● **SUPPLIED PASSAGE**
------------------------------------------------

Red blood cell concentrates treated with the amustaline (S-303) pathogen reduction system and stored for 35 days retain post-transfusion viability: results of a two-centre study
Vox Sanguinis. 2017;112((3):):210-218
BACKGROUND AND OBJECTIVES Pathogen reduction technology using amustaline (S-303) was developed to reduce the risk of transfusion-transmitted infection and adverse effects of residual leucocytes. In this study, the viability of red blood cells (RBCs) prepared with a second-generation process and stored for 35 days was evaluated in two different blood centres. MATERIALS AND METHODS In a single-blind, randomized, controlled, two-period crossover study (n = 42 healthy subjects), amustaline-treated (Test) or Control RBCs were prepared in random sequence and stored for 35 days. On day 35, an aliquot of 51 Cr/99m Tc radiolabeled RBCs was transfused. In a subgroup of 26 evaluable subjects, 24-h RBC post-transfusion recovery, mean life span, median life span (T50 ) and life span area under the curve (AUC) were analysed. RESULTS The mean 24-h post-transfusion recovery of Test and Control RBCs was comparable (83.2 +/- 5.2 and 84.9 +/- 5.9%, respectively; P = 0.06) and consistent with the US Food and Drug Administration (FDA) criteria for acceptable RBC viability. There were differences in the T50 between Test and Control RBCs (33.5 and 39.7 days, respectively; P < 0.001), however, these were within published reference ranges of 28-35 days. The AUC (per cent surviving x days) for Test and Control RBCs was similar (22.6 and 23.1 per cent surviving cells x days, respectively; P > 0.05). Following infusion of Test RBCs, there were no clinically relevant abnormal laboratory values or adverse events. CONCLUSION RBCs prepared using amustaline pathogen reduction meet the FDA criteria for post-transfusion recovery and are metabolically and physiologically appropriate for transfusion following 35 days of storage.

------------------------------------------------

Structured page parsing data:
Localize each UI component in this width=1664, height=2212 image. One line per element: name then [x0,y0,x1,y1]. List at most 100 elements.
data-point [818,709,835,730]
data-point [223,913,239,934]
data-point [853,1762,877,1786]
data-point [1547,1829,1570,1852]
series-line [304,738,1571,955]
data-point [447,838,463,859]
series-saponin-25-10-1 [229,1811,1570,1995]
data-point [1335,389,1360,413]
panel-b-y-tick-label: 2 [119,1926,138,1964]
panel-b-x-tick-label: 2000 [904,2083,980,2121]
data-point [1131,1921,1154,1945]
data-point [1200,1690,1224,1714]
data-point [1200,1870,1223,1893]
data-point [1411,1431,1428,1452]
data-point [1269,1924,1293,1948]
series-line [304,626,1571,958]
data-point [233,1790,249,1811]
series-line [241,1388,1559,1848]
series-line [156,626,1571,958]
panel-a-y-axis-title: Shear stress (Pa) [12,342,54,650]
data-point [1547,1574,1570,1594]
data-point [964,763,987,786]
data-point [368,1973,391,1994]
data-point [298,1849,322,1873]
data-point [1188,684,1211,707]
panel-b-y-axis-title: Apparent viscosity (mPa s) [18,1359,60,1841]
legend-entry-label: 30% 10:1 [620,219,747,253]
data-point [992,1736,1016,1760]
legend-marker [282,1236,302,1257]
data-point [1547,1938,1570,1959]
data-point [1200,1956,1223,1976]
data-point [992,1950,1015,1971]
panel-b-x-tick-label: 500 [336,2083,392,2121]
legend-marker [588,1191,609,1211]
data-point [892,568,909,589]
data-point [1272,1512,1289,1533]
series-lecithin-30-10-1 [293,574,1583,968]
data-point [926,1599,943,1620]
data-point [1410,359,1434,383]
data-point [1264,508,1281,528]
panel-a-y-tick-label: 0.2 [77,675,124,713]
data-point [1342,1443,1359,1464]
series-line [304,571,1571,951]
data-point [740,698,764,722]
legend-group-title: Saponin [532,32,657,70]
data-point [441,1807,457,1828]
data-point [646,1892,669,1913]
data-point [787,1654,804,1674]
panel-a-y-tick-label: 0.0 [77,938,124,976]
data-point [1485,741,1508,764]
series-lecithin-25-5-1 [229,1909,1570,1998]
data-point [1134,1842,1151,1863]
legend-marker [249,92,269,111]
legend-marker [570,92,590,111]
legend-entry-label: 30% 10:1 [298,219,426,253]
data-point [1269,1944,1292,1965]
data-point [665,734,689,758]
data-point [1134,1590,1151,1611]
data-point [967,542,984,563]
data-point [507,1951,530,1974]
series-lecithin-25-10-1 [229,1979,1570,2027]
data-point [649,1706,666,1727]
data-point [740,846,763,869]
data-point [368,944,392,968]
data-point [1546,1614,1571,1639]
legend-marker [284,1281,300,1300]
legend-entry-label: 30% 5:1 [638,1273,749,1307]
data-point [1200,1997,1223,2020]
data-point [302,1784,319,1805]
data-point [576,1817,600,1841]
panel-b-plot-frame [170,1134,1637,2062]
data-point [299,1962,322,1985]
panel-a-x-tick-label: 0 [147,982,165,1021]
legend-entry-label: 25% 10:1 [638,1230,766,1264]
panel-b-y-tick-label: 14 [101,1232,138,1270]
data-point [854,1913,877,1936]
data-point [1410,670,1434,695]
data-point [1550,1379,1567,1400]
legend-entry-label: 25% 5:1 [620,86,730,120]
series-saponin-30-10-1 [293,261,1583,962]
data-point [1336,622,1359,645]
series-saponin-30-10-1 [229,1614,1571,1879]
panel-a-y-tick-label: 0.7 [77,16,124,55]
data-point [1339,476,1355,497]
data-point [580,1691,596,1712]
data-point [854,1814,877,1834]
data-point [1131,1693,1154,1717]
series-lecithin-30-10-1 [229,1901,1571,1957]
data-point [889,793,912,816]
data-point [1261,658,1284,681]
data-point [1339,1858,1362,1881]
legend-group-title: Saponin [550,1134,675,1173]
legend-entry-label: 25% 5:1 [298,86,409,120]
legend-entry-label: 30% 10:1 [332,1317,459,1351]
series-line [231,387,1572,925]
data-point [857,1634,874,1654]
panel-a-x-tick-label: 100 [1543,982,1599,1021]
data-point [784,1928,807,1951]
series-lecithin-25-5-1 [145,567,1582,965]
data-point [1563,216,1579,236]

------------------------------------------------

● **PROBLEM DESCRIPTION**
Answer these questions from the amustaline study abstract:
(a) How many healthy subjects were enrolled in the crossover study?
(b) What was the mean 24-h post-transfusion recovery of the Test RBCs?
(c) With what radiolabels were the transfused RBCs labeled?

● **REPLY TO THE TASK**
(a) 42 healthy subjects.
(b) 83.2 ± 5.2%.
(c) 51Cr and 99mTc.